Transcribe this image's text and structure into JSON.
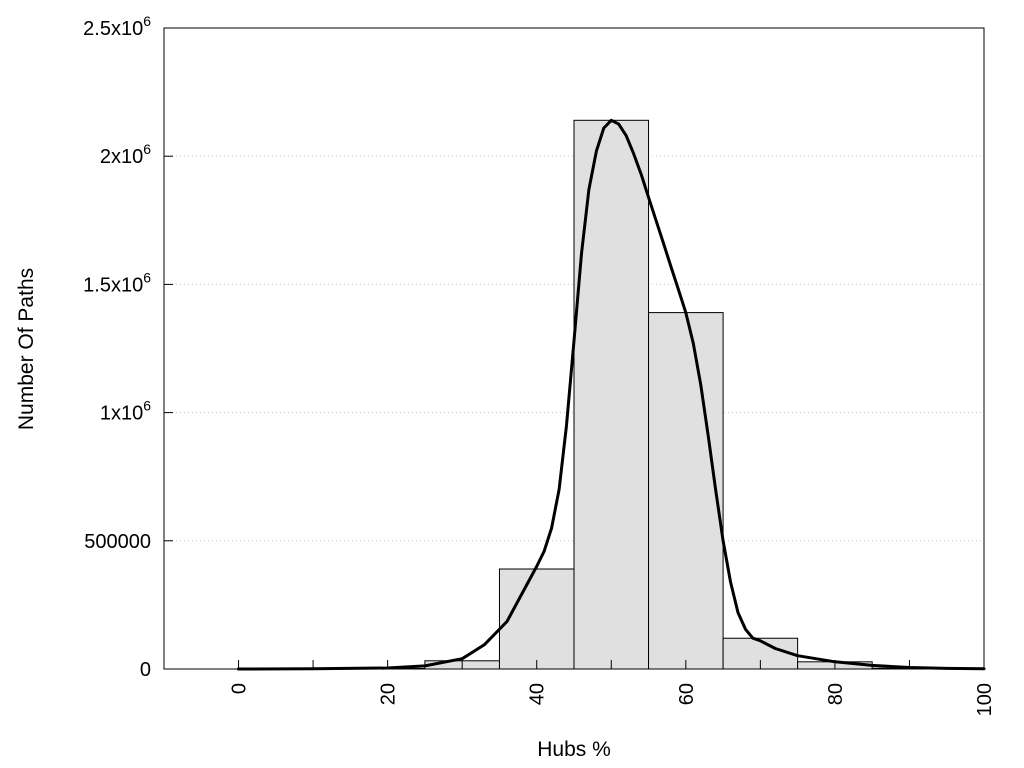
{
  "chart_data": {
    "type": "bar",
    "title": "",
    "xlabel": "Hubs %",
    "ylabel": "Number Of Paths",
    "xlim": [
      -10,
      100
    ],
    "ylim": [
      0,
      2500000
    ],
    "grid": {
      "y": true,
      "x": false,
      "style": "dotted"
    },
    "legend": "none",
    "bin_width": 10,
    "bar_color": "#e0e0e0",
    "bar_edge_color": "#000000",
    "line_color": "#000000",
    "x_ticks": [
      {
        "value": 0,
        "label": "0"
      },
      {
        "value": 20,
        "label": "20"
      },
      {
        "value": 40,
        "label": "40"
      },
      {
        "value": 60,
        "label": "60"
      },
      {
        "value": 80,
        "label": "80"
      },
      {
        "value": 100,
        "label": "100"
      }
    ],
    "x_minor_ticks": [
      10,
      30,
      50,
      70,
      90
    ],
    "y_ticks": [
      {
        "value": 0,
        "base": "0",
        "exp": ""
      },
      {
        "value": 500000,
        "base": "500000",
        "exp": ""
      },
      {
        "value": 1000000,
        "base": "1x10",
        "exp": "6"
      },
      {
        "value": 1500000,
        "base": "1.5x10",
        "exp": "6"
      },
      {
        "value": 2000000,
        "base": "2x10",
        "exp": "6"
      },
      {
        "value": 2500000,
        "base": "2.5x10",
        "exp": "6"
      }
    ],
    "bars": [
      {
        "center": 0,
        "value": 0
      },
      {
        "center": 10,
        "value": 0
      },
      {
        "center": 20,
        "value": 2000
      },
      {
        "center": 30,
        "value": 32000
      },
      {
        "center": 40,
        "value": 390000
      },
      {
        "center": 50,
        "value": 2140000
      },
      {
        "center": 60,
        "value": 1390000
      },
      {
        "center": 70,
        "value": 120000
      },
      {
        "center": 80,
        "value": 28000
      },
      {
        "center": 90,
        "value": 3000
      }
    ],
    "curve": [
      [
        0,
        0
      ],
      [
        10,
        800
      ],
      [
        20,
        4000
      ],
      [
        25,
        12000
      ],
      [
        30,
        40000
      ],
      [
        33,
        95000
      ],
      [
        36,
        185000
      ],
      [
        40,
        400000
      ],
      [
        41,
        460000
      ],
      [
        42,
        550000
      ],
      [
        43,
        700000
      ],
      [
        44,
        950000
      ],
      [
        45,
        1280000
      ],
      [
        46,
        1620000
      ],
      [
        47,
        1870000
      ],
      [
        48,
        2020000
      ],
      [
        49,
        2110000
      ],
      [
        50,
        2140000
      ],
      [
        51,
        2125000
      ],
      [
        52,
        2080000
      ],
      [
        53,
        2010000
      ],
      [
        54,
        1930000
      ],
      [
        55,
        1840000
      ],
      [
        56,
        1750000
      ],
      [
        57,
        1660000
      ],
      [
        58,
        1570000
      ],
      [
        59,
        1480000
      ],
      [
        60,
        1390000
      ],
      [
        61,
        1270000
      ],
      [
        62,
        1110000
      ],
      [
        63,
        910000
      ],
      [
        64,
        700000
      ],
      [
        65,
        500000
      ],
      [
        66,
        340000
      ],
      [
        67,
        220000
      ],
      [
        68,
        155000
      ],
      [
        69,
        120000
      ],
      [
        70,
        110000
      ],
      [
        72,
        80000
      ],
      [
        75,
        52000
      ],
      [
        80,
        28000
      ],
      [
        85,
        14000
      ],
      [
        90,
        6000
      ],
      [
        95,
        2500
      ],
      [
        100,
        1000
      ]
    ]
  }
}
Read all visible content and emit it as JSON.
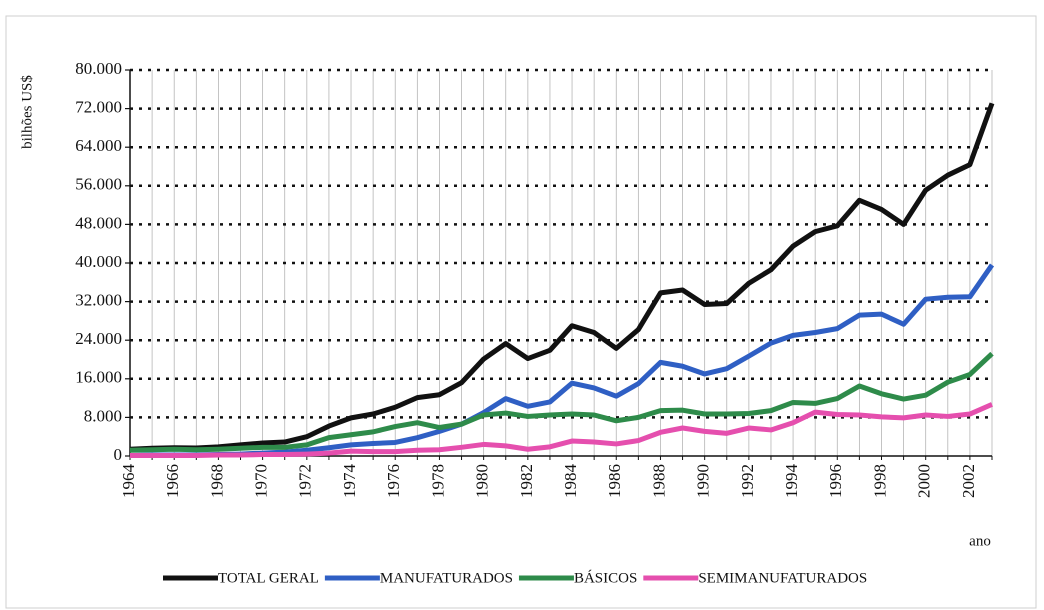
{
  "chart_data": {
    "type": "line",
    "y_label": "bilhões US$",
    "x_label": "ano",
    "categories": [
      "1964",
      null,
      "1966",
      null,
      "1968",
      null,
      "1970",
      null,
      "1972",
      null,
      "1974",
      null,
      "1976",
      null,
      "1978",
      null,
      "1980",
      null,
      "1982",
      null,
      "1984",
      null,
      "1986",
      null,
      "1988",
      null,
      "1990",
      null,
      "1992",
      null,
      "1994",
      null,
      "1996",
      null,
      "1998",
      null,
      "2000",
      null,
      "2002",
      null
    ],
    "series": [
      {
        "name": "TOTAL GERAL",
        "color": "#111111",
        "values": [
          1400,
          1600,
          1700,
          1650,
          1900,
          2300,
          2700,
          2900,
          4000,
          6200,
          7900,
          8700,
          10100,
          12100,
          12700,
          15200,
          20100,
          23300,
          20200,
          21900,
          27000,
          25600,
          22300,
          26200,
          33800,
          34400,
          31400,
          31600,
          35800,
          38600,
          43500,
          46500,
          47700,
          53000,
          51100,
          48000,
          55100,
          58200,
          60400,
          73100
        ]
      },
      {
        "name": "MANUFATURADOS",
        "color": "#2f5fc4",
        "values": [
          100,
          200,
          200,
          200,
          300,
          400,
          600,
          800,
          1200,
          1700,
          2300,
          2600,
          2800,
          3800,
          5100,
          6600,
          9000,
          11900,
          10300,
          11200,
          15100,
          14100,
          12400,
          15000,
          19400,
          18600,
          17000,
          18100,
          20700,
          23400,
          25000,
          25600,
          26400,
          29200,
          29400,
          27300,
          32500,
          32900,
          33000,
          39600
        ]
      },
      {
        "name": "BÁSICOS",
        "color": "#2e8b4a",
        "values": [
          1200,
          1300,
          1400,
          1300,
          1400,
          1600,
          1800,
          1800,
          2300,
          3800,
          4400,
          5000,
          6100,
          6900,
          5900,
          6600,
          8500,
          8900,
          8200,
          8500,
          8700,
          8500,
          7300,
          8000,
          9400,
          9500,
          8700,
          8700,
          8800,
          9400,
          11100,
          10900,
          11900,
          14500,
          12900,
          11800,
          12600,
          15300,
          16900,
          21200
        ]
      },
      {
        "name": "SEMIMANUFATURADOS",
        "color": "#e54fae",
        "values": [
          100,
          100,
          100,
          100,
          200,
          200,
          300,
          300,
          400,
          600,
          1000,
          900,
          900,
          1200,
          1300,
          1800,
          2400,
          2100,
          1400,
          1900,
          3100,
          2900,
          2500,
          3200,
          4900,
          5800,
          5100,
          4700,
          5800,
          5400,
          6900,
          9100,
          8600,
          8500,
          8100,
          7900,
          8500,
          8200,
          8700,
          10700
        ]
      }
    ],
    "ylim": [
      0,
      80000
    ],
    "yticks": [
      0,
      {
        "value": 8000,
        "label": "8.000"
      },
      {
        "value": 16000,
        "label": "16.000"
      },
      {
        "value": 24000,
        "label": "24.000"
      },
      {
        "value": 32000,
        "label": "32.000"
      },
      {
        "value": 40000,
        "label": "40.000"
      },
      {
        "value": 48000,
        "label": "48.000"
      },
      {
        "value": 56000,
        "label": "56.000"
      },
      {
        "value": 64000,
        "label": "64.000"
      },
      {
        "value": 72000,
        "label": "72.000"
      },
      {
        "value": 80000,
        "label": "80.000"
      }
    ],
    "grid": true,
    "legend": "bottom"
  }
}
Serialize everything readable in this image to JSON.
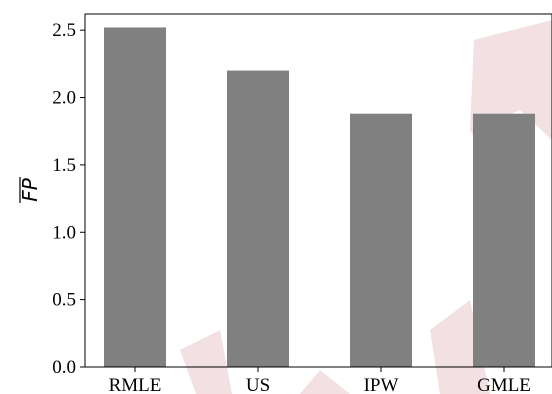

> _Instructions for the task_
Exclude every picture and copy the remaining data exactly.

> _Solution to the problem_
Transcribe this image's text and structure into JSON.
{
  "chart_data": {
    "type": "bar",
    "title": "",
    "xlabel": "Hubs %",
    "ylabel": "Number Of Paths",
    "xlim": [
      -10,
      100
    ],
    "ylim": [
      0,
      2500000
    ],
    "grid": {
      "y": true,
      "x": false,
      "style": "dotted"
    },
    "legend": "none",
    "bin_width": 10,
    "bar_color": "#e0e0e0",
    "bar_edge_color": "#000000",
    "line_color": "#000000",
    "x_ticks": [
      {
        "value": 0,
        "label": "0"
      },
      {
        "value": 20,
        "label": "20"
      },
      {
        "value": 40,
        "label": "40"
      },
      {
        "value": 60,
        "label": "60"
      },
      {
        "value": 80,
        "label": "80"
      },
      {
        "value": 100,
        "label": "100"
      }
    ],
    "x_minor_ticks": [
      10,
      30,
      50,
      70,
      90
    ],
    "y_ticks": [
      {
        "value": 0,
        "base": "0",
        "exp": ""
      },
      {
        "value": 500000,
        "base": "500000",
        "exp": ""
      },
      {
        "value": 1000000,
        "base": "1x10",
        "exp": "6"
      },
      {
        "value": 1500000,
        "base": "1.5x10",
        "exp": "6"
      },
      {
        "value": 2000000,
        "base": "2x10",
        "exp": "6"
      },
      {
        "value": 2500000,
        "base": "2.5x10",
        "exp": "6"
      }
    ],
    "bars": [
      {
        "center": 0,
        "value": 0
      },
      {
        "center": 10,
        "value": 0
      },
      {
        "center": 20,
        "value": 2000
      },
      {
        "center": 30,
        "value": 32000
      },
      {
        "center": 40,
        "value": 390000
      },
      {
        "center": 50,
        "value": 2140000
      },
      {
        "center": 60,
        "value": 1390000
      },
      {
        "center": 70,
        "value": 120000
      },
      {
        "center": 80,
        "value": 28000
      },
      {
        "center": 90,
        "value": 3000
      }
    ],
    "curve": [
      [
        0,
        0
      ],
      [
        10,
        800
      ],
      [
        20,
        4000
      ],
      [
        25,
        12000
      ],
      [
        30,
        40000
      ],
      [
        33,
        95000
      ],
      [
        36,
        185000
      ],
      [
        40,
        400000
      ],
      [
        41,
        460000
      ],
      [
        42,
        550000
      ],
      [
        43,
        700000
      ],
      [
        44,
        950000
      ],
      [
        45,
        1280000
      ],
      [
        46,
        1620000
      ],
      [
        47,
        1870000
      ],
      [
        48,
        2020000
      ],
      [
        49,
        2110000
      ],
      [
        50,
        2140000
      ],
      [
        51,
        2125000
      ],
      [
        52,
        2080000
      ],
      [
        53,
        2010000
      ],
      [
        54,
        1930000
      ],
      [
        55,
        1840000
      ],
      [
        56,
        1750000
      ],
      [
        57,
        1660000
      ],
      [
        58,
        1570000
      ],
      [
        59,
        1480000
      ],
      [
        60,
        1390000
      ],
      [
        61,
        1270000
      ],
      [
        62,
        1110000
      ],
      [
        63,
        910000
      ],
      [
        64,
        700000
      ],
      [
        65,
        500000
      ],
      [
        66,
        340000
      ],
      [
        67,
        220000
      ],
      [
        68,
        155000
      ],
      [
        69,
        120000
      ],
      [
        70,
        110000
      ],
      [
        72,
        80000
      ],
      [
        75,
        52000
      ],
      [
        80,
        28000
      ],
      [
        85,
        14000
      ],
      [
        90,
        6000
      ],
      [
        95,
        2500
      ],
      [
        100,
        1000
      ]
    ]
  }
}
Read all visible content and emit it as JSON.
{
  "chart_data": {
    "type": "line",
    "y_label": "bilhões US$",
    "x_label": "ano",
    "categories": [
      "1964",
      null,
      "1966",
      null,
      "1968",
      null,
      "1970",
      null,
      "1972",
      null,
      "1974",
      null,
      "1976",
      null,
      "1978",
      null,
      "1980",
      null,
      "1982",
      null,
      "1984",
      null,
      "1986",
      null,
      "1988",
      null,
      "1990",
      null,
      "1992",
      null,
      "1994",
      null,
      "1996",
      null,
      "1998",
      null,
      "2000",
      null,
      "2002",
      null
    ],
    "series": [
      {
        "name": "TOTAL GERAL",
        "color": "#111111",
        "values": [
          1400,
          1600,
          1700,
          1650,
          1900,
          2300,
          2700,
          2900,
          4000,
          6200,
          7900,
          8700,
          10100,
          12100,
          12700,
          15200,
          20100,
          23300,
          20200,
          21900,
          27000,
          25600,
          22300,
          26200,
          33800,
          34400,
          31400,
          31600,
          35800,
          38600,
          43500,
          46500,
          47700,
          53000,
          51100,
          48000,
          55100,
          58200,
          60400,
          73100
        ]
      },
      {
        "name": "MANUFATURADOS",
        "color": "#2f5fc4",
        "values": [
          100,
          200,
          200,
          200,
          300,
          400,
          600,
          800,
          1200,
          1700,
          2300,
          2600,
          2800,
          3800,
          5100,
          6600,
          9000,
          11900,
          10300,
          11200,
          15100,
          14100,
          12400,
          15000,
          19400,
          18600,
          17000,
          18100,
          20700,
          23400,
          25000,
          25600,
          26400,
          29200,
          29400,
          27300,
          32500,
          32900,
          33000,
          39600
        ]
      },
      {
        "name": "BÁSICOS",
        "color": "#2e8b4a",
        "values": [
          1200,
          1300,
          1400,
          1300,
          1400,
          1600,
          1800,
          1800,
          2300,
          3800,
          4400,
          5000,
          6100,
          6900,
          5900,
          6600,
          8500,
          8900,
          8200,
          8500,
          8700,
          8500,
          7300,
          8000,
          9400,
          9500,
          8700,
          8700,
          8800,
          9400,
          11100,
          10900,
          11900,
          14500,
          12900,
          11800,
          12600,
          15300,
          16900,
          21200
        ]
      },
      {
        "name": "SEMIMANUFATURADOS",
        "color": "#e54fae",
        "values": [
          100,
          100,
          100,
          100,
          200,
          200,
          300,
          300,
          400,
          600,
          1000,
          900,
          900,
          1200,
          1300,
          1800,
          2400,
          2100,
          1400,
          1900,
          3100,
          2900,
          2500,
          3200,
          4900,
          5800,
          5100,
          4700,
          5800,
          5400,
          6900,
          9100,
          8600,
          8500,
          8100,
          7900,
          8500,
          8200,
          8700,
          10700
        ]
      }
    ],
    "ylim": [
      0,
      80000
    ],
    "yticks": [
      0,
      {
        "value": 8000,
        "label": "8.000"
      },
      {
        "value": 16000,
        "label": "16.000"
      },
      {
        "value": 24000,
        "label": "24.000"
      },
      {
        "value": 32000,
        "label": "32.000"
      },
      {
        "value": 40000,
        "label": "40.000"
      },
      {
        "value": 48000,
        "label": "48.000"
      },
      {
        "value": 56000,
        "label": "56.000"
      },
      {
        "value": 64000,
        "label": "64.000"
      },
      {
        "value": 72000,
        "label": "72.000"
      },
      {
        "value": 80000,
        "label": "80.000"
      }
    ],
    "grid": true,
    "legend": "bottom"
  }
}
Serialize everything readable in this image to JSON.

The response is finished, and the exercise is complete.